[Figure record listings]
"""

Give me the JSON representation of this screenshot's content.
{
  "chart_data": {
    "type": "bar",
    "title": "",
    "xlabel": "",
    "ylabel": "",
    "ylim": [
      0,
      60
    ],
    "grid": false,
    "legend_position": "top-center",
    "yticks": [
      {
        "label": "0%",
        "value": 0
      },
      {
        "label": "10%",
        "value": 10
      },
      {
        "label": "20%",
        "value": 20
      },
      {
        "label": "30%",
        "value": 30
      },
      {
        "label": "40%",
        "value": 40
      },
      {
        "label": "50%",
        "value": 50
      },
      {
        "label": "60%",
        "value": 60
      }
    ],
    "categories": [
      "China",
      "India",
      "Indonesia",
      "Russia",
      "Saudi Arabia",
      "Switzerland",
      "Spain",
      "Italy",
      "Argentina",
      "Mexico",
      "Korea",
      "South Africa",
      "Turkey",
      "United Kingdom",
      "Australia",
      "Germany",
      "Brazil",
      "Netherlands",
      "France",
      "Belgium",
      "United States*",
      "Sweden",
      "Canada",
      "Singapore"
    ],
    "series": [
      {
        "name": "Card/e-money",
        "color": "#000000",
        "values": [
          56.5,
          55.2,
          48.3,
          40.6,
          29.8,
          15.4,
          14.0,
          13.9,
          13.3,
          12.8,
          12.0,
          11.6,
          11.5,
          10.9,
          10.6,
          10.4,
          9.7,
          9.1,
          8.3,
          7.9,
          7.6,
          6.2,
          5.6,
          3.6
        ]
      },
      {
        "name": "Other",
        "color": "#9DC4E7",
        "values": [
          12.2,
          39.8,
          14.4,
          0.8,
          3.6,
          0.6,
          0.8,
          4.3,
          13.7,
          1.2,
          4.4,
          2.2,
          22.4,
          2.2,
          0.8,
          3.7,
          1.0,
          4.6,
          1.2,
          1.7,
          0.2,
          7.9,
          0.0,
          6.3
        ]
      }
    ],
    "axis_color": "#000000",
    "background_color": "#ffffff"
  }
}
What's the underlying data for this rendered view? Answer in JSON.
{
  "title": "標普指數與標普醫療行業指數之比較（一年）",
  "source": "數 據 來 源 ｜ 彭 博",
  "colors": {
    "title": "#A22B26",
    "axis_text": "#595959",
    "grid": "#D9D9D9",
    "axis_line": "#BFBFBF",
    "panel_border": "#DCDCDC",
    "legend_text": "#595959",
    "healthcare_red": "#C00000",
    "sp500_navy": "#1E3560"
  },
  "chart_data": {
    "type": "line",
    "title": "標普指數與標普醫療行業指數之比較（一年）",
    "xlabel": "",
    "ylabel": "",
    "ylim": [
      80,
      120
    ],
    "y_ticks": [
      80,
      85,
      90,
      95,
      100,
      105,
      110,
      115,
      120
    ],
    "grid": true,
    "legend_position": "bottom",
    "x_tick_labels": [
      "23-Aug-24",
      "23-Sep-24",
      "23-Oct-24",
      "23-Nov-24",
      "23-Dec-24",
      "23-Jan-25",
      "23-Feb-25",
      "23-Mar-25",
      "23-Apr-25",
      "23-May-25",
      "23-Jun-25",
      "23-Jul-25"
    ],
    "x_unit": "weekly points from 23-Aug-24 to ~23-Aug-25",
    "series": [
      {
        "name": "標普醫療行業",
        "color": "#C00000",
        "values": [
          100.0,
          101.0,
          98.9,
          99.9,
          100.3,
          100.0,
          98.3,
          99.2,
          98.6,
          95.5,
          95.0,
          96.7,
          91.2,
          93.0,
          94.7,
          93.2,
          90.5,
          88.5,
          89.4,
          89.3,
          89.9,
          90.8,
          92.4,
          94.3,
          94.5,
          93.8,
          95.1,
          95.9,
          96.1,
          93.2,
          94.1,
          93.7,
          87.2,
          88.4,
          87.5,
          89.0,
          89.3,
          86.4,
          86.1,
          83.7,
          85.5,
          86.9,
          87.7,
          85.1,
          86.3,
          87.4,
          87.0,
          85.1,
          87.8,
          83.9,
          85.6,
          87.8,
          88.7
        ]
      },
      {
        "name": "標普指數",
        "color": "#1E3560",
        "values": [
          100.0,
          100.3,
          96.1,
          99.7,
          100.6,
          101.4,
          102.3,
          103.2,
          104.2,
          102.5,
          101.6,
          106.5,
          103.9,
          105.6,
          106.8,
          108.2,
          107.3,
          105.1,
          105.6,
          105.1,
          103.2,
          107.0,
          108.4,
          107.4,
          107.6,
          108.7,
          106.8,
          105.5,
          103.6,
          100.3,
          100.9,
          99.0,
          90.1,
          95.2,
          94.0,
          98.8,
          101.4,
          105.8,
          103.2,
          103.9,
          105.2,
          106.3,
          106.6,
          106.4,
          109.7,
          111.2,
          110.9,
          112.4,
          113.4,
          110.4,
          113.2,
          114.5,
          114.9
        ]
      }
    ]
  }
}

"""

● **WHAT YOU WILL DO**
Take the listing above and write it out again exactly.

● **EXERCISE RESPONSE**
Give me the JSON representation of this screenshot's content.
{
  "chart_data": {
    "type": "bar",
    "title": "",
    "xlabel": "",
    "ylabel": "",
    "ylim": [
      0,
      60
    ],
    "grid": false,
    "legend_position": "top-center",
    "yticks": [
      {
        "label": "0%",
        "value": 0
      },
      {
        "label": "10%",
        "value": 10
      },
      {
        "label": "20%",
        "value": 20
      },
      {
        "label": "30%",
        "value": 30
      },
      {
        "label": "40%",
        "value": 40
      },
      {
        "label": "50%",
        "value": 50
      },
      {
        "label": "60%",
        "value": 60
      }
    ],
    "categories": [
      "China",
      "India",
      "Indonesia",
      "Russia",
      "Saudi Arabia",
      "Switzerland",
      "Spain",
      "Italy",
      "Argentina",
      "Mexico",
      "Korea",
      "South Africa",
      "Turkey",
      "United Kingdom",
      "Australia",
      "Germany",
      "Brazil",
      "Netherlands",
      "France",
      "Belgium",
      "United States*",
      "Sweden",
      "Canada",
      "Singapore"
    ],
    "series": [
      {
        "name": "Card/e-money",
        "color": "#000000",
        "values": [
          56.5,
          55.2,
          48.3,
          40.6,
          29.8,
          15.4,
          14.0,
          13.9,
          13.3,
          12.8,
          12.0,
          11.6,
          11.5,
          10.9,
          10.6,
          10.4,
          9.7,
          9.1,
          8.3,
          7.9,
          7.6,
          6.2,
          5.6,
          3.6
        ]
      },
      {
        "name": "Other",
        "color": "#9DC4E7",
        "values": [
          12.2,
          39.8,
          14.4,
          0.8,
          3.6,
          0.6,
          0.8,
          4.3,
          13.7,
          1.2,
          4.4,
          2.2,
          22.4,
          2.2,
          0.8,
          3.7,
          1.0,
          4.6,
          1.2,
          1.7,
          0.2,
          7.9,
          0.0,
          6.3
        ]
      }
    ],
    "axis_color": "#000000",
    "background_color": "#ffffff"
  }
}
What's the underlying data for this rendered view? Answer in JSON.
{
  "title": "標普指數與標普醫療行業指數之比較（一年）",
  "source": "數 據 來 源 ｜ 彭 博",
  "colors": {
    "title": "#A22B26",
    "axis_text": "#595959",
    "grid": "#D9D9D9",
    "axis_line": "#BFBFBF",
    "panel_border": "#DCDCDC",
    "legend_text": "#595959",
    "healthcare_red": "#C00000",
    "sp500_navy": "#1E3560"
  },
  "chart_data": {
    "type": "line",
    "title": "標普指數與標普醫療行業指數之比較（一年）",
    "xlabel": "",
    "ylabel": "",
    "ylim": [
      80,
      120
    ],
    "y_ticks": [
      80,
      85,
      90,
      95,
      100,
      105,
      110,
      115,
      120
    ],
    "grid": true,
    "legend_position": "bottom",
    "x_tick_labels": [
      "23-Aug-24",
      "23-Sep-24",
      "23-Oct-24",
      "23-Nov-24",
      "23-Dec-24",
      "23-Jan-25",
      "23-Feb-25",
      "23-Mar-25",
      "23-Apr-25",
      "23-May-25",
      "23-Jun-25",
      "23-Jul-25"
    ],
    "x_unit": "weekly points from 23-Aug-24 to ~23-Aug-25",
    "series": [
      {
        "name": "標普醫療行業",
        "color": "#C00000",
        "values": [
          100.0,
          101.0,
          98.9,
          99.9,
          100.3,
          100.0,
          98.3,
          99.2,
          98.6,
          95.5,
          95.0,
          96.7,
          91.2,
          93.0,
          94.7,
          93.2,
          90.5,
          88.5,
          89.4,
          89.3,
          89.9,
          90.8,
          92.4,
          94.3,
          94.5,
          93.8,
          95.1,
          95.9,
          96.1,
          93.2,
          94.1,
          93.7,
          87.2,
          88.4,
          87.5,
          89.0,
          89.3,
          86.4,
          86.1,
          83.7,
          85.5,
          86.9,
          87.7,
          85.1,
          86.3,
          87.4,
          87.0,
          85.1,
          87.8,
          83.9,
          85.6,
          87.8,
          88.7
        ]
      },
      {
        "name": "標普指數",
        "color": "#1E3560",
        "values": [
          100.0,
          100.3,
          96.1,
          99.7,
          100.6,
          101.4,
          102.3,
          103.2,
          104.2,
          102.5,
          101.6,
          106.5,
          103.9,
          105.6,
          106.8,
          108.2,
          107.3,
          105.1,
          105.6,
          105.1,
          103.2,
          107.0,
          108.4,
          107.4,
          107.6,
          108.7,
          106.8,
          105.5,
          103.6,
          100.3,
          100.9,
          99.0,
          90.1,
          95.2,
          94.0,
          98.8,
          101.4,
          105.8,
          103.2,
          103.9,
          105.2,
          106.3,
          106.6,
          106.4,
          109.7,
          111.2,
          110.9,
          112.4,
          113.4,
          110.4,
          113.2,
          114.5,
          114.9
        ]
      }
    ]
  }
}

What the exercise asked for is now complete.